## START DATA FOR THE TASK

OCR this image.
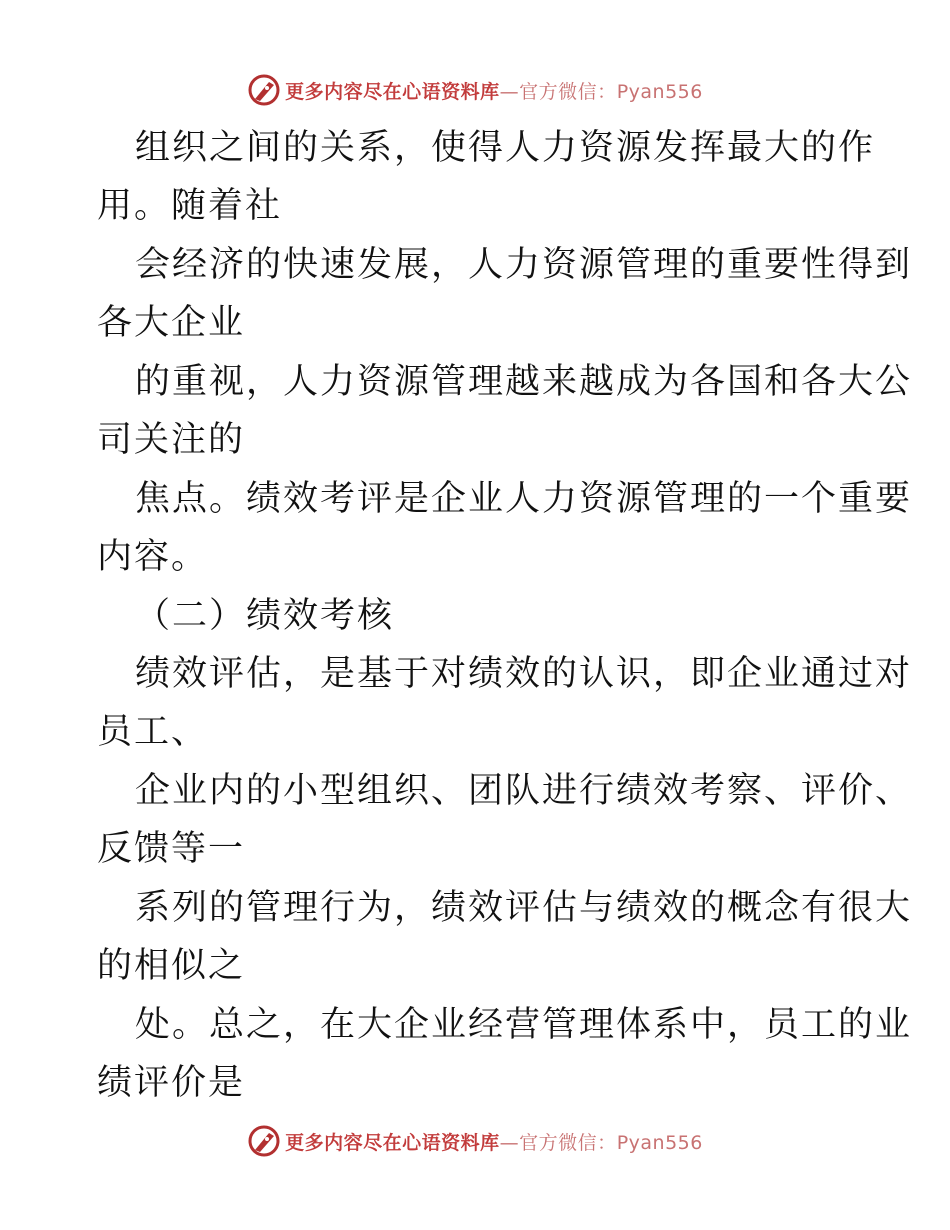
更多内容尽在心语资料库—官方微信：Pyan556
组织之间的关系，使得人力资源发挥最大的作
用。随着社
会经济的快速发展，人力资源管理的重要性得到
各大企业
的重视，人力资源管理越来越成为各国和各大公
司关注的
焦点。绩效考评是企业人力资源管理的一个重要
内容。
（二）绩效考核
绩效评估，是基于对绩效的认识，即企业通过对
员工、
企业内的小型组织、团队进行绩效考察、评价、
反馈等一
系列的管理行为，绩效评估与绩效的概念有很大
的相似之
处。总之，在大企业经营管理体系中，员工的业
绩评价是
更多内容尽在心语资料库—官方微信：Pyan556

## END DATA FOR THE TASK
## START DATA FOR THE TASK

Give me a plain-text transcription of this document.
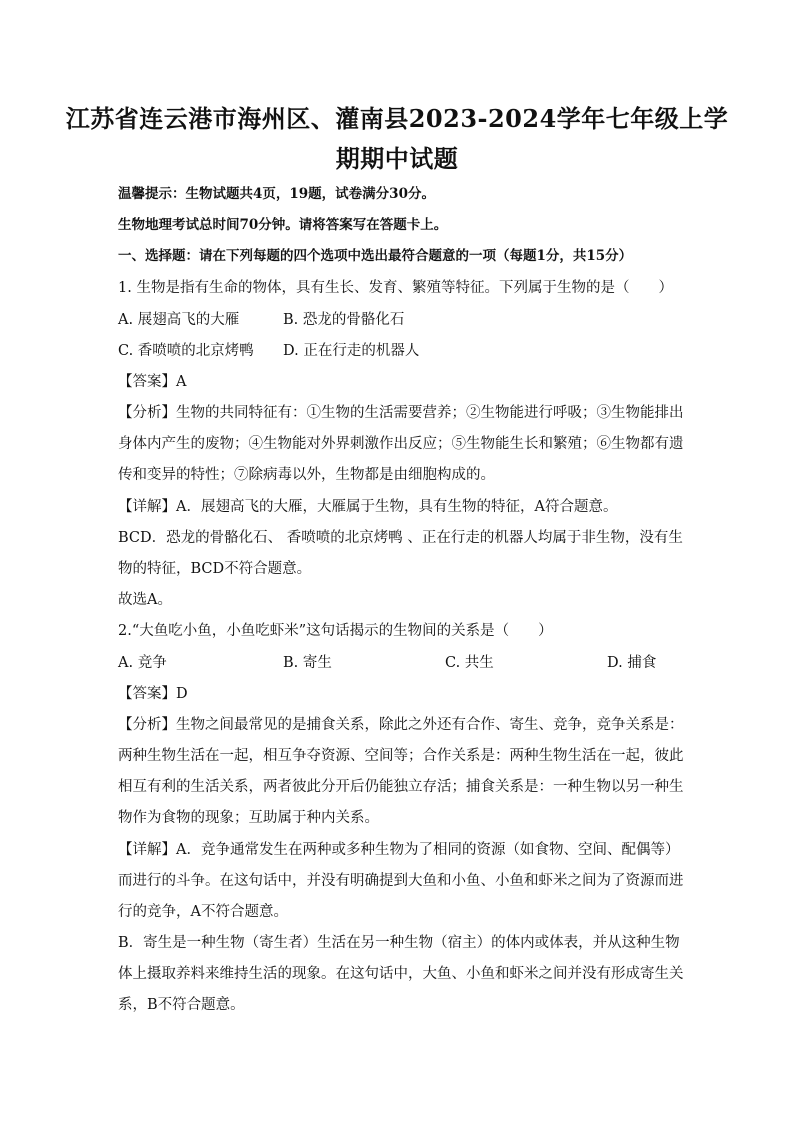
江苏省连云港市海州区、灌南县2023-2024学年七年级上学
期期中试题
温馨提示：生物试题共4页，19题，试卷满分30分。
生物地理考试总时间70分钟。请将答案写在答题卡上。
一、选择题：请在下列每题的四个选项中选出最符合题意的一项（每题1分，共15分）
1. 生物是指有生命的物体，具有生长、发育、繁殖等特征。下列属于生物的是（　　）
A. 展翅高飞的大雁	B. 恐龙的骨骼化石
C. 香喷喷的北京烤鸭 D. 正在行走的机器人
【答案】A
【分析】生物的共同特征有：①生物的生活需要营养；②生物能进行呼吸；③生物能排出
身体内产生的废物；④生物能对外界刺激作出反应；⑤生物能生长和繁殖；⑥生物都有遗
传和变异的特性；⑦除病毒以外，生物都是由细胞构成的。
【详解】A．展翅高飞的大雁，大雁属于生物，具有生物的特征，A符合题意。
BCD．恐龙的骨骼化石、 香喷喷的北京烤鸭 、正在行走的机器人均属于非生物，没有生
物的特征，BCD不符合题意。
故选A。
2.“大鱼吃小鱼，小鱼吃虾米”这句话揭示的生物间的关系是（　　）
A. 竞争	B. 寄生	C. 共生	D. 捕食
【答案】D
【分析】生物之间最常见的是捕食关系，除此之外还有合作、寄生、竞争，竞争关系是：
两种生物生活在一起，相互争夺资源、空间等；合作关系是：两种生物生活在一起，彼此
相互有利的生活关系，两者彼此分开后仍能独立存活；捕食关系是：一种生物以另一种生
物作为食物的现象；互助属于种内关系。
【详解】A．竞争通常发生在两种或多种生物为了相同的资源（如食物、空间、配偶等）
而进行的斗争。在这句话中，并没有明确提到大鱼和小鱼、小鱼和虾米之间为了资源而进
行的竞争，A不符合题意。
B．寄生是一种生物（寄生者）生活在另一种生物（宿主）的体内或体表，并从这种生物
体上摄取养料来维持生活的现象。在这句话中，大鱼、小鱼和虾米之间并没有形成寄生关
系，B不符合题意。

## END DATA FOR THE TASK
## START DATA FOR THE TASK

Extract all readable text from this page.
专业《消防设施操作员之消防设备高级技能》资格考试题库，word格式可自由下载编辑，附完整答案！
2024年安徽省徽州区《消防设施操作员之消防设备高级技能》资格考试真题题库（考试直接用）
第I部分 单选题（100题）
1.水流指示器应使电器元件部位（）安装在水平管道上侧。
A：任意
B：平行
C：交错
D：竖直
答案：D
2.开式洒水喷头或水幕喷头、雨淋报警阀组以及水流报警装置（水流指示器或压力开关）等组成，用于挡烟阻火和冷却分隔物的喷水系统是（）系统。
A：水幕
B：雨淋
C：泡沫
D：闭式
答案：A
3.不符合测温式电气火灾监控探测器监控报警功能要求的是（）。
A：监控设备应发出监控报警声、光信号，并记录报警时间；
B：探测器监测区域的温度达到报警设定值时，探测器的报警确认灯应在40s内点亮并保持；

## END DATA FOR THE TASK

* **THE EXERCISE**
Go through the lines above. Select every one that has the string "香喷喷的北京烤鸭".

* **WORKED SOLUTION**
C. 香喷喷的北京烤鸭 D. 正在行走的机器人
BCD．恐龙的骨骼化石、 香喷喷的北京烤鸭 、正在行走的机器人均属于非生物，没有生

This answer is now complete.